Job —
Check each line of the listing for the word "title" and give only the number of lines that have it.

Data provided —
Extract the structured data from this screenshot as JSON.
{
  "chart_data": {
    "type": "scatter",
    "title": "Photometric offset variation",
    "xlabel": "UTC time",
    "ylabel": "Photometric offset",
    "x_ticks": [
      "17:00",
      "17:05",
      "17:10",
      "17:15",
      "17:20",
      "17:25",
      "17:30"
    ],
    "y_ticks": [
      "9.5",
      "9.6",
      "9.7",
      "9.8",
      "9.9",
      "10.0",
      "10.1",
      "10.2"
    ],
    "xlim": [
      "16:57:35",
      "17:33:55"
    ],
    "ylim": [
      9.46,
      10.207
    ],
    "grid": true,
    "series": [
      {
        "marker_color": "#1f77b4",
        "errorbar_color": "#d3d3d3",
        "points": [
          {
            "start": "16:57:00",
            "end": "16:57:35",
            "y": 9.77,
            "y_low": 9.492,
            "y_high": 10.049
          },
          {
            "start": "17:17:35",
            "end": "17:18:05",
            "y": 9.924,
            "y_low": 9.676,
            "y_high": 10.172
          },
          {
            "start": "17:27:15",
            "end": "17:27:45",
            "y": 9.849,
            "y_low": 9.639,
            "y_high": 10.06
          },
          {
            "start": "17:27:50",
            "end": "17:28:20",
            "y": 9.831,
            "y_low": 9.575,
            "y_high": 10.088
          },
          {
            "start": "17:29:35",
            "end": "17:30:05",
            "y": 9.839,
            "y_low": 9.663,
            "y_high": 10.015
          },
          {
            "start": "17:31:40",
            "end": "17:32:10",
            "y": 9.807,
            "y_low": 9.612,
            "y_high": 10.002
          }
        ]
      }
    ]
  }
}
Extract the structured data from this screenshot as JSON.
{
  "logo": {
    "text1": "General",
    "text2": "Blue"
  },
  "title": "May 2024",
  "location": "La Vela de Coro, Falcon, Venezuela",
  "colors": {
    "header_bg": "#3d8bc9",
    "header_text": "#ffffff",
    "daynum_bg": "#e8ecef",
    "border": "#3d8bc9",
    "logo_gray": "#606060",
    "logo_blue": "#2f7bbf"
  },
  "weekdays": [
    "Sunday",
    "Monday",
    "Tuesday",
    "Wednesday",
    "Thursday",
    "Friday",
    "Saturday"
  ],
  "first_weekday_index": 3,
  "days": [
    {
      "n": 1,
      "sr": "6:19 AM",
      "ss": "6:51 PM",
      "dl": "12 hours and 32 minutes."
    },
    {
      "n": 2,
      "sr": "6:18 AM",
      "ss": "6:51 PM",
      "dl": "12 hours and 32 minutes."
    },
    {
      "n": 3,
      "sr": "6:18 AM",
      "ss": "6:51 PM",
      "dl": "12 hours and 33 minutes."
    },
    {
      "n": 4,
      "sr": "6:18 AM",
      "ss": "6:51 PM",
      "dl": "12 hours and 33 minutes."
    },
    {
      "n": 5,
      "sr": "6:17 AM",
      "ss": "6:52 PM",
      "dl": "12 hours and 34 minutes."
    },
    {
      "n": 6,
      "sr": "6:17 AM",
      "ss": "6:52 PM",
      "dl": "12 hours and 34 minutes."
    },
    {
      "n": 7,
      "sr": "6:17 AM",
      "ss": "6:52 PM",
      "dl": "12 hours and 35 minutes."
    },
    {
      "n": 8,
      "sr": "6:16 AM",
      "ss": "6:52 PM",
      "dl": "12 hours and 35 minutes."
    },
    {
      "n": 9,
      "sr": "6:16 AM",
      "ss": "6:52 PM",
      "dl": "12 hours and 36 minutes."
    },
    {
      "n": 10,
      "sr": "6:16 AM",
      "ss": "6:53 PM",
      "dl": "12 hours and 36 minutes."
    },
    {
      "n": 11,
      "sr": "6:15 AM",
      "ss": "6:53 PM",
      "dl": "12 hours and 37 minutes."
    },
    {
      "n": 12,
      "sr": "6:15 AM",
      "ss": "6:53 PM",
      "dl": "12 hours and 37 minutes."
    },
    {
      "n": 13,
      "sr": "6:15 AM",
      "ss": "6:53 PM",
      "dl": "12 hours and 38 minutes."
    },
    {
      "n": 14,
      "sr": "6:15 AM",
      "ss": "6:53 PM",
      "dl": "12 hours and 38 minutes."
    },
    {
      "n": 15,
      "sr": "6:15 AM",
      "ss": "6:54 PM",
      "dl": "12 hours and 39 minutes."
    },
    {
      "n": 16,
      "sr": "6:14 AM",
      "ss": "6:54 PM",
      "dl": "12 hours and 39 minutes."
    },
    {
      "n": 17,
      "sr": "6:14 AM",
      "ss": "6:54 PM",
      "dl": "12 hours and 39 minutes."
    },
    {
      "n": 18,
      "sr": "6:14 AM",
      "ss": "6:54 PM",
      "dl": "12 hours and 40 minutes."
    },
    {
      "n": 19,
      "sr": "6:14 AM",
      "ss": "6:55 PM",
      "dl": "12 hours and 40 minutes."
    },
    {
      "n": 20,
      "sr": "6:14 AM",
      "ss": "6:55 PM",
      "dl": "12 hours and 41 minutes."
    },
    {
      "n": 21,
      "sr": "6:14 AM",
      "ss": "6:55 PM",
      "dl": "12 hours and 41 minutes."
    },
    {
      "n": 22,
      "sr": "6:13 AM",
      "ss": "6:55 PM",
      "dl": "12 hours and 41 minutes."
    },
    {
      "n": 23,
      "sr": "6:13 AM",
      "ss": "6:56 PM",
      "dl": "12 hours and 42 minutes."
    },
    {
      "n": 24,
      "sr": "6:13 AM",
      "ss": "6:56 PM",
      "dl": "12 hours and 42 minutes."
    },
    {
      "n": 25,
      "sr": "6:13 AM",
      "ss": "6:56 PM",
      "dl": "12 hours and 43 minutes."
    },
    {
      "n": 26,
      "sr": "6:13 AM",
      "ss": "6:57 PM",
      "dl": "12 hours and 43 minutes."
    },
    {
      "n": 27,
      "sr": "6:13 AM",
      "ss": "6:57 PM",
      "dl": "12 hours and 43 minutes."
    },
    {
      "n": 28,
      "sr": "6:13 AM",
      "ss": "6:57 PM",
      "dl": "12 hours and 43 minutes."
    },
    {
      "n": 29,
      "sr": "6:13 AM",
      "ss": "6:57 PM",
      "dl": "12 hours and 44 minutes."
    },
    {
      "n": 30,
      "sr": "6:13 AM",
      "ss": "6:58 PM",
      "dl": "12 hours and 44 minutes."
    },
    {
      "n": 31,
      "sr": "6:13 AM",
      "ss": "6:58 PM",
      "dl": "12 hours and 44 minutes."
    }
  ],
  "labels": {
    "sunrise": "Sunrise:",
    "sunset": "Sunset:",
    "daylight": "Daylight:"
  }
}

Task result —
2